begin Data listing

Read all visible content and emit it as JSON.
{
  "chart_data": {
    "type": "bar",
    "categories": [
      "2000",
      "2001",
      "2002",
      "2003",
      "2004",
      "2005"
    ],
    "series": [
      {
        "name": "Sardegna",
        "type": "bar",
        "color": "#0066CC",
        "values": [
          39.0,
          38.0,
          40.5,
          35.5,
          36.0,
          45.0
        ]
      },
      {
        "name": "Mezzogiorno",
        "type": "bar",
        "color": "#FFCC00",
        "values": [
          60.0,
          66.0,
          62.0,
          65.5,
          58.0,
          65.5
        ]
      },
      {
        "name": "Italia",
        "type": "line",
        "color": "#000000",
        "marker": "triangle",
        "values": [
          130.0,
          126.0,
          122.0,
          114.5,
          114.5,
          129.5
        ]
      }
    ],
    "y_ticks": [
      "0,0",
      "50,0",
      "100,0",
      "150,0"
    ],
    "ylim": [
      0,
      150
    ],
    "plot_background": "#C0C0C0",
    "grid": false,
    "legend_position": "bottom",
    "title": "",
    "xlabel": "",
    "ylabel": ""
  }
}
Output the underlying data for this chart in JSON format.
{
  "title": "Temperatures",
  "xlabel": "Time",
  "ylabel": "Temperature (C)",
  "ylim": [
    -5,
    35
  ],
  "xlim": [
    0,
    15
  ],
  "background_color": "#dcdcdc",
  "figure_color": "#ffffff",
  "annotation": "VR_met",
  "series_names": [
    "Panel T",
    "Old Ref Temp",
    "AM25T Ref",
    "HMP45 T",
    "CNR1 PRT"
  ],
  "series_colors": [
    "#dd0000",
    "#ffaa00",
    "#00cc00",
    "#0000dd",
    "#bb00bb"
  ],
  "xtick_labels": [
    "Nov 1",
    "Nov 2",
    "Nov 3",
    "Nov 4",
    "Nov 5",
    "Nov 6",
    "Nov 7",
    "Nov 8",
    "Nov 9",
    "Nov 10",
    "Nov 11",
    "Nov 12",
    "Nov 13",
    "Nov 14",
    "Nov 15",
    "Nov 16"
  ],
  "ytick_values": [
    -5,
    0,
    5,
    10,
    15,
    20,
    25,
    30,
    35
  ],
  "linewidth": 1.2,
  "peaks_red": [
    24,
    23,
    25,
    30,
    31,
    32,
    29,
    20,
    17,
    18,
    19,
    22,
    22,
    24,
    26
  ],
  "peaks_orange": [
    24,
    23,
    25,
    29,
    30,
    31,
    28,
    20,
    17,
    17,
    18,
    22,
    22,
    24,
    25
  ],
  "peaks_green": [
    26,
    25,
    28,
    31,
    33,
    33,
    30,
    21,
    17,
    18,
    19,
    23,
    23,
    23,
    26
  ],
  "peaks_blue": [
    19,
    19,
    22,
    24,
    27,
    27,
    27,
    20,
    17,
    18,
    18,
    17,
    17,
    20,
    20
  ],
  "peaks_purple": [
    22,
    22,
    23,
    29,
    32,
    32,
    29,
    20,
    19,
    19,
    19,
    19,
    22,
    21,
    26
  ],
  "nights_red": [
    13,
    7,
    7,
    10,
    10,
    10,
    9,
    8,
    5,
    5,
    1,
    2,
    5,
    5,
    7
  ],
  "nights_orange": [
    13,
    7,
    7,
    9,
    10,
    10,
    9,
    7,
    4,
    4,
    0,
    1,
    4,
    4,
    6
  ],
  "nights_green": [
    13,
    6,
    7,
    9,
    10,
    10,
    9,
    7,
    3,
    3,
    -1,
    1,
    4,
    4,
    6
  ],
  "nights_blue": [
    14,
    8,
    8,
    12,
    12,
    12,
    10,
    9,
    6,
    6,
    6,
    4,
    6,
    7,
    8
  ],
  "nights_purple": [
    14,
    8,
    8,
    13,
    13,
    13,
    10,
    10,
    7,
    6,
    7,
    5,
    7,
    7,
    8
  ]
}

end Data listing

● Task objective
Hand back the material above in full, exactly as written.

● Exercise solution
Read all visible content and emit it as JSON.
{
  "chart_data": {
    "type": "bar",
    "categories": [
      "2000",
      "2001",
      "2002",
      "2003",
      "2004",
      "2005"
    ],
    "series": [
      {
        "name": "Sardegna",
        "type": "bar",
        "color": "#0066CC",
        "values": [
          39.0,
          38.0,
          40.5,
          35.5,
          36.0,
          45.0
        ]
      },
      {
        "name": "Mezzogiorno",
        "type": "bar",
        "color": "#FFCC00",
        "values": [
          60.0,
          66.0,
          62.0,
          65.5,
          58.0,
          65.5
        ]
      },
      {
        "name": "Italia",
        "type": "line",
        "color": "#000000",
        "marker": "triangle",
        "values": [
          130.0,
          126.0,
          122.0,
          114.5,
          114.5,
          129.5
        ]
      }
    ],
    "y_ticks": [
      "0,0",
      "50,0",
      "100,0",
      "150,0"
    ],
    "ylim": [
      0,
      150
    ],
    "plot_background": "#C0C0C0",
    "grid": false,
    "legend_position": "bottom",
    "title": "",
    "xlabel": "",
    "ylabel": ""
  }
}
Output the underlying data for this chart in JSON format.
{
  "title": "Temperatures",
  "xlabel": "Time",
  "ylabel": "Temperature (C)",
  "ylim": [
    -5,
    35
  ],
  "xlim": [
    0,
    15
  ],
  "background_color": "#dcdcdc",
  "figure_color": "#ffffff",
  "annotation": "VR_met",
  "series_names": [
    "Panel T",
    "Old Ref Temp",
    "AM25T Ref",
    "HMP45 T",
    "CNR1 PRT"
  ],
  "series_colors": [
    "#dd0000",
    "#ffaa00",
    "#00cc00",
    "#0000dd",
    "#bb00bb"
  ],
  "xtick_labels": [
    "Nov 1",
    "Nov 2",
    "Nov 3",
    "Nov 4",
    "Nov 5",
    "Nov 6",
    "Nov 7",
    "Nov 8",
    "Nov 9",
    "Nov 10",
    "Nov 11",
    "Nov 12",
    "Nov 13",
    "Nov 14",
    "Nov 15",
    "Nov 16"
  ],
  "ytick_values": [
    -5,
    0,
    5,
    10,
    15,
    20,
    25,
    30,
    35
  ],
  "linewidth": 1.2,
  "peaks_red": [
    24,
    23,
    25,
    30,
    31,
    32,
    29,
    20,
    17,
    18,
    19,
    22,
    22,
    24,
    26
  ],
  "peaks_orange": [
    24,
    23,
    25,
    29,
    30,
    31,
    28,
    20,
    17,
    17,
    18,
    22,
    22,
    24,
    25
  ],
  "peaks_green": [
    26,
    25,
    28,
    31,
    33,
    33,
    30,
    21,
    17,
    18,
    19,
    23,
    23,
    23,
    26
  ],
  "peaks_blue": [
    19,
    19,
    22,
    24,
    27,
    27,
    27,
    20,
    17,
    18,
    18,
    17,
    17,
    20,
    20
  ],
  "peaks_purple": [
    22,
    22,
    23,
    29,
    32,
    32,
    29,
    20,
    19,
    19,
    19,
    19,
    22,
    21,
    26
  ],
  "nights_red": [
    13,
    7,
    7,
    10,
    10,
    10,
    9,
    8,
    5,
    5,
    1,
    2,
    5,
    5,
    7
  ],
  "nights_orange": [
    13,
    7,
    7,
    9,
    10,
    10,
    9,
    7,
    4,
    4,
    0,
    1,
    4,
    4,
    6
  ],
  "nights_green": [
    13,
    6,
    7,
    9,
    10,
    10,
    9,
    7,
    3,
    3,
    -1,
    1,
    4,
    4,
    6
  ],
  "nights_blue": [
    14,
    8,
    8,
    12,
    12,
    12,
    10,
    9,
    6,
    6,
    6,
    4,
    6,
    7,
    8
  ],
  "nights_purple": [
    14,
    8,
    8,
    13,
    13,
    13,
    10,
    10,
    7,
    6,
    7,
    5,
    7,
    7,
    8
  ]
}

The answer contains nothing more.